(Stored data)
[Begin]
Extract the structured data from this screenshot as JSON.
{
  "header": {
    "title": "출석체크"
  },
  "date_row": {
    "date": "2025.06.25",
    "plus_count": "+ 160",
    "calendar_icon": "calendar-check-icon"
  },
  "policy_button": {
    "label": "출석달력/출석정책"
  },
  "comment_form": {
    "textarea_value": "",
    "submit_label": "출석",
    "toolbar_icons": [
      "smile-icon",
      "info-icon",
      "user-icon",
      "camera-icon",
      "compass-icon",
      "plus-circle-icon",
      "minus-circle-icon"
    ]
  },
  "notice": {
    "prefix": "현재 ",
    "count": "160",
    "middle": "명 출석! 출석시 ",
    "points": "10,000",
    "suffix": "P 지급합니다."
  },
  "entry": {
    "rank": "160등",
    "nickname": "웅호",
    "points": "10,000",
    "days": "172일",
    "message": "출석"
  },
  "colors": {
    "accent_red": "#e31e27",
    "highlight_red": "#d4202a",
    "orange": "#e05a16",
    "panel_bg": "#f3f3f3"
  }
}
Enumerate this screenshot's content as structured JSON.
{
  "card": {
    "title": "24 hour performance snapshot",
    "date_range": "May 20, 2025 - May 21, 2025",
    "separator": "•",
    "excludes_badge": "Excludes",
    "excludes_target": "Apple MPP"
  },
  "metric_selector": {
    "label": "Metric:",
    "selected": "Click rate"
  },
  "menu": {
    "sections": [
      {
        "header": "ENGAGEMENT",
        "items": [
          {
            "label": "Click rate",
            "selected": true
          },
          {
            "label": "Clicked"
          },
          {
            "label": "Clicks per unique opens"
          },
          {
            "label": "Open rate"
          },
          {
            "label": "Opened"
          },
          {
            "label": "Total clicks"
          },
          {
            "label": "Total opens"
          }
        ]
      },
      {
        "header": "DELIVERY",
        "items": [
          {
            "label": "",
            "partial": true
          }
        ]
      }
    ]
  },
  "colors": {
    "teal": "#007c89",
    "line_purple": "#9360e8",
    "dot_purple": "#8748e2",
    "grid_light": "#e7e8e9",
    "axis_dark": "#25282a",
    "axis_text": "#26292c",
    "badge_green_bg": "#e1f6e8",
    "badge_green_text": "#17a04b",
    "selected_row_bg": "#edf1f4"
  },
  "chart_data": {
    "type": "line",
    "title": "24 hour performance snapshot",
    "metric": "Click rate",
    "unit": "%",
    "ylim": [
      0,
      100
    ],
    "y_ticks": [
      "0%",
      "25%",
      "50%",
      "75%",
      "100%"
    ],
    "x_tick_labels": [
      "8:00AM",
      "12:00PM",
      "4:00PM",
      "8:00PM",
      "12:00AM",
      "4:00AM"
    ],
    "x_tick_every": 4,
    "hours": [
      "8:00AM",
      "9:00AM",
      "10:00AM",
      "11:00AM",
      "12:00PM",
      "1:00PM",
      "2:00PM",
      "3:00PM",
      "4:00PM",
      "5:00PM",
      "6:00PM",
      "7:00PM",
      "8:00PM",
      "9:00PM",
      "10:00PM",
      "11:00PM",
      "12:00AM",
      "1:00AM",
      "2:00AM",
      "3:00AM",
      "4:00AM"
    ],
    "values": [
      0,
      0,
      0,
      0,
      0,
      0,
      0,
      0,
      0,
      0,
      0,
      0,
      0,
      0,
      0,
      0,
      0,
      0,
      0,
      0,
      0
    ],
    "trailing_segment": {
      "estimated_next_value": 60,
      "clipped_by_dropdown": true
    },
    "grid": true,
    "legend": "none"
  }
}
[End]
WHAT IS NEEDED => Copy all of the material word for word.

SOLUTION FOR THIS EXERCISE =>
Extract the structured data from this screenshot as JSON.
{
  "header": {
    "title": "출석체크"
  },
  "date_row": {
    "date": "2025.06.25",
    "plus_count": "+ 160",
    "calendar_icon": "calendar-check-icon"
  },
  "policy_button": {
    "label": "출석달력/출석정책"
  },
  "comment_form": {
    "textarea_value": "",
    "submit_label": "출석",
    "toolbar_icons": [
      "smile-icon",
      "info-icon",
      "user-icon",
      "camera-icon",
      "compass-icon",
      "plus-circle-icon",
      "minus-circle-icon"
    ]
  },
  "notice": {
    "prefix": "현재 ",
    "count": "160",
    "middle": "명 출석! 출석시 ",
    "points": "10,000",
    "suffix": "P 지급합니다."
  },
  "entry": {
    "rank": "160등",
    "nickname": "웅호",
    "points": "10,000",
    "days": "172일",
    "message": "출석"
  },
  "colors": {
    "accent_red": "#e31e27",
    "highlight_red": "#d4202a",
    "orange": "#e05a16",
    "panel_bg": "#f3f3f3"
  }
}
Enumerate this screenshot's content as structured JSON.
{
  "card": {
    "title": "24 hour performance snapshot",
    "date_range": "May 20, 2025 - May 21, 2025",
    "separator": "•",
    "excludes_badge": "Excludes",
    "excludes_target": "Apple MPP"
  },
  "metric_selector": {
    "label": "Metric:",
    "selected": "Click rate"
  },
  "menu": {
    "sections": [
      {
        "header": "ENGAGEMENT",
        "items": [
          {
            "label": "Click rate",
            "selected": true
          },
          {
            "label": "Clicked"
          },
          {
            "label": "Clicks per unique opens"
          },
          {
            "label": "Open rate"
          },
          {
            "label": "Opened"
          },
          {
            "label": "Total clicks"
          },
          {
            "label": "Total opens"
          }
        ]
      },
      {
        "header": "DELIVERY",
        "items": [
          {
            "label": "",
            "partial": true
          }
        ]
      }
    ]
  },
  "colors": {
    "teal": "#007c89",
    "line_purple": "#9360e8",
    "dot_purple": "#8748e2",
    "grid_light": "#e7e8e9",
    "axis_dark": "#25282a",
    "axis_text": "#26292c",
    "badge_green_bg": "#e1f6e8",
    "badge_green_text": "#17a04b",
    "selected_row_bg": "#edf1f4"
  },
  "chart_data": {
    "type": "line",
    "title": "24 hour performance snapshot",
    "metric": "Click rate",
    "unit": "%",
    "ylim": [
      0,
      100
    ],
    "y_ticks": [
      "0%",
      "25%",
      "50%",
      "75%",
      "100%"
    ],
    "x_tick_labels": [
      "8:00AM",
      "12:00PM",
      "4:00PM",
      "8:00PM",
      "12:00AM",
      "4:00AM"
    ],
    "x_tick_every": 4,
    "hours": [
      "8:00AM",
      "9:00AM",
      "10:00AM",
      "11:00AM",
      "12:00PM",
      "1:00PM",
      "2:00PM",
      "3:00PM",
      "4:00PM",
      "5:00PM",
      "6:00PM",
      "7:00PM",
      "8:00PM",
      "9:00PM",
      "10:00PM",
      "11:00PM",
      "12:00AM",
      "1:00AM",
      "2:00AM",
      "3:00AM",
      "4:00AM"
    ],
    "values": [
      0,
      0,
      0,
      0,
      0,
      0,
      0,
      0,
      0,
      0,
      0,
      0,
      0,
      0,
      0,
      0,
      0,
      0,
      0,
      0,
      0
    ],
    "trailing_segment": {
      "estimated_next_value": 60,
      "clipped_by_dropdown": true
    },
    "grid": true,
    "legend": "none"
  }
}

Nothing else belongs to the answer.